Things to do
(a) In the critical spacing text, rewrite the part from "The inflection points" to "1.34, p = .23.", putting "turning points" wherever "inflection points" appears.
(b) According to the critical spacing text, what was the inflection point of the overall graph in the valid condition?
(c) Pick up the critical spacing text after its final sentence and carry it forward.

== Supplied passage ==

Observed and predicted mean accuracies based on the overall model at each distractor spacing for Experiment 2. The vertical lines indicate the critical spacing estimates for both the valid (solid line) and invalid (dashed line) conditions, as determined by the model of the means.
Figure 6
 
Observed and predicted mean accuracies based on the overall model at each distractor spacing for Experiment 2. The vertical lines indicate the critical spacing estimates for both the valid (solid line) and invalid (dashed line) conditions, as determined by the model of the means.
Again, the overall model fits the data very well for both conditions (valid: r = .99; invalid: r = .95; see Figure 6). One participant (out of eight) was removed because the invalid condition could not be modeled ( r = −.26). Although the individual models fit each participant's data from the valid condition (mean r = .91), the models did not provide a good fit for the invalid condition (mean r = .60; range = .18–.92). This improper fit is likely due to the difficulty of the task for invalid trials. Indeed, many participants' accuracies are consistently low across all spacings. Thus, it may be that the exponential function was not optimal in this study. However, as Figure 6 makes apparent, the deviations from the exponential model in the invalid condition of Experiment 2 do not indicate an increase in critical spacing. Thus, Experiment 2 still falls in line with the other studies in arguing against an influence of attention on critical spacing. 
The inflection points for the overall graph are 5.12 in the valid condition and 2.88 in the invalid condition; the average inflection points from each of the individual models are 5.88 in the valid condition and 3.66 in the invalid condition. A matched-sample t test of the individual inflections indicated no differences between the two validity conditions, t(6) = 1.34, p = .23.

===
== Information given ==

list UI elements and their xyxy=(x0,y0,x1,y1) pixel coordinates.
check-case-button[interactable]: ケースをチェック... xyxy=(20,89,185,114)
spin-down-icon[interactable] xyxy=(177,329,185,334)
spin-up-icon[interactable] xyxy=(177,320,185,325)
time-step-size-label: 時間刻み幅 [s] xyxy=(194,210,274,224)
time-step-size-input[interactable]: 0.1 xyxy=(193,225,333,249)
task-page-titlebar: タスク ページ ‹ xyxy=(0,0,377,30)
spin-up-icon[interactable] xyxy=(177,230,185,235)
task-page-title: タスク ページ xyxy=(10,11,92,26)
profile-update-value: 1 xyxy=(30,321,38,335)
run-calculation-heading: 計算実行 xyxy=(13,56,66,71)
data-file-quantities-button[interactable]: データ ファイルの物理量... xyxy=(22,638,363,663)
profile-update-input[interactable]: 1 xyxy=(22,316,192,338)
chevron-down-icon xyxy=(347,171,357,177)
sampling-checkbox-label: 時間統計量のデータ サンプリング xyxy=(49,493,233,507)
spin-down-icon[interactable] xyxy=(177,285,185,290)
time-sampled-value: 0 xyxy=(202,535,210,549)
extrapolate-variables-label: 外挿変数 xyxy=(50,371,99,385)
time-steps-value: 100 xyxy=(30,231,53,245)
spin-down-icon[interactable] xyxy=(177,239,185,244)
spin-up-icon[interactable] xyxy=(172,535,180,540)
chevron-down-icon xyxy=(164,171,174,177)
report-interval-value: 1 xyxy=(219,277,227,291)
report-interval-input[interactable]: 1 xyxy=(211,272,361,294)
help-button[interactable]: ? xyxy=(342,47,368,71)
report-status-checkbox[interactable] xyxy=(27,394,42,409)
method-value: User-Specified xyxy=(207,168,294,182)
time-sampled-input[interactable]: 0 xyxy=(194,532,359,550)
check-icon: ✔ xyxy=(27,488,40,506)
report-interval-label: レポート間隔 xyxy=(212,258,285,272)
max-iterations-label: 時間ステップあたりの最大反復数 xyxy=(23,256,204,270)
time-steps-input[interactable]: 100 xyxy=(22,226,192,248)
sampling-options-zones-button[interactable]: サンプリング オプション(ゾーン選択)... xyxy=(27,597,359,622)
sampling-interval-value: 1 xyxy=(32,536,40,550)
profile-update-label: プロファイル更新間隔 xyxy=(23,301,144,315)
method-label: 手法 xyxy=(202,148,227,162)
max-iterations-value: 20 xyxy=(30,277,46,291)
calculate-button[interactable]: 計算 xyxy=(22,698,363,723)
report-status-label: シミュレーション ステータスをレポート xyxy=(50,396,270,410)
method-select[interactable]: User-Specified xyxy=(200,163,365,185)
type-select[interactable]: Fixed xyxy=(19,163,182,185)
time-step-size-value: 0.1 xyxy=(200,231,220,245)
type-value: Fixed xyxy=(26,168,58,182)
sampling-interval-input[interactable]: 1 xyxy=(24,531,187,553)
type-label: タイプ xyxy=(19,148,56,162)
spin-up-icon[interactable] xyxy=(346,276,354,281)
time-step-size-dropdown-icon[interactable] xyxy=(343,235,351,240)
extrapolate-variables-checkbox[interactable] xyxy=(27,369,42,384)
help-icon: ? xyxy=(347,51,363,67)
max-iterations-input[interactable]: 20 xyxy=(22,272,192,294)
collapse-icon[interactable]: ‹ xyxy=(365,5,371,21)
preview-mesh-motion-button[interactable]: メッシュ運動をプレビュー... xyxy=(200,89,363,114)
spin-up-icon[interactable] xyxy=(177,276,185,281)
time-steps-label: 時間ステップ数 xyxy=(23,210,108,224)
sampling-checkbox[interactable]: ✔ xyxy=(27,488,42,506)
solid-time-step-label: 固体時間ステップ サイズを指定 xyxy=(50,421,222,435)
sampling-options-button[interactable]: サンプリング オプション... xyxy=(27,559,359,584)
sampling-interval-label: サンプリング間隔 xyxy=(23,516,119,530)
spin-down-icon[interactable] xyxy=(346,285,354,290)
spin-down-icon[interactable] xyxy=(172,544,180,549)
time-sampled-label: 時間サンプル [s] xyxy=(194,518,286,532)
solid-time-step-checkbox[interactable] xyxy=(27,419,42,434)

===

Answers to the exercises
(a)
The turning points for the overall graph are 5.12 in the valid condition and 2.88 in the invalid condition; the average turning points from each of the individual models are 5.88 in the valid condition and 3.66 in the invalid condition. A matched-sample t test of the individual inflections indicated no differences between the two validity conditions, t(6) = 1.34, p = .23.

(b) 5.12

(c)
The overall predicted asymptotes for the valid and invalid conditions are 72% and 42%, respectively. The average asymptotes of the individual models are 73% for valid trials and 44% for invalid trials. A matched-sample t test of the individual asymptotes resulted in significant differences between the two validity conditions, t(6) = 4.76, p = .003. Therefore, attended targets were more accurately identified than those that were unattended, even when distractors were effectively absent. 
Experiment 3
We were concerned that the previous experiment produced large attention effects that may have obscured our ability to measure critical spacing in the invalid condition. Our concern was that such large attention effects might prevent crowding from being the limiting factor for performance in the invalid condition. Thus, this experiment compared valid cueing to neutral cueing. In a neutral-cue trial, both possible target locations are cued, and thus, attention should be diffused across both locations instead of focusing on the incorrect location, as is the case with invalid cues. 
Method
Participants
Fourteen students from the University of Oregon received partial course credit for their participation in a 1-hr session. Each participant had normal or corrected-to-normal vision. 
Stimuli
The stimuli were the same as those in the previous experiment. We reduced the display contrast by setting the luminance to approximately 94.3 cd/m 2, decreasing target contrast, and, thus, increasing exposure durations ( M = 36 ms). 
Masks. We were concerned that the windowpane masks were causing more impairment than was intended and potentially eliminating any attentional benefits on critical spacing. Therefore, all stimuli were masked with open squares. 
Design and procedure
The design and procedure were the same as those in Experiment 2, with the exception of cueing; in this experiment, we used valid and neutral cueing, where both possible target locations were precued. 
Results and discussion
Two participants (out of 14) in Experiment 3 were removed from analysis for this reason ( r = .5 and .4, respectively). The predicted model fits the mean data very well for both the valid ( r = .99) and the neutral ( r = .99) conditions (see Figure 7). This was true of the individual models as well (valid: mean r = .91; neutral: mean r = .82).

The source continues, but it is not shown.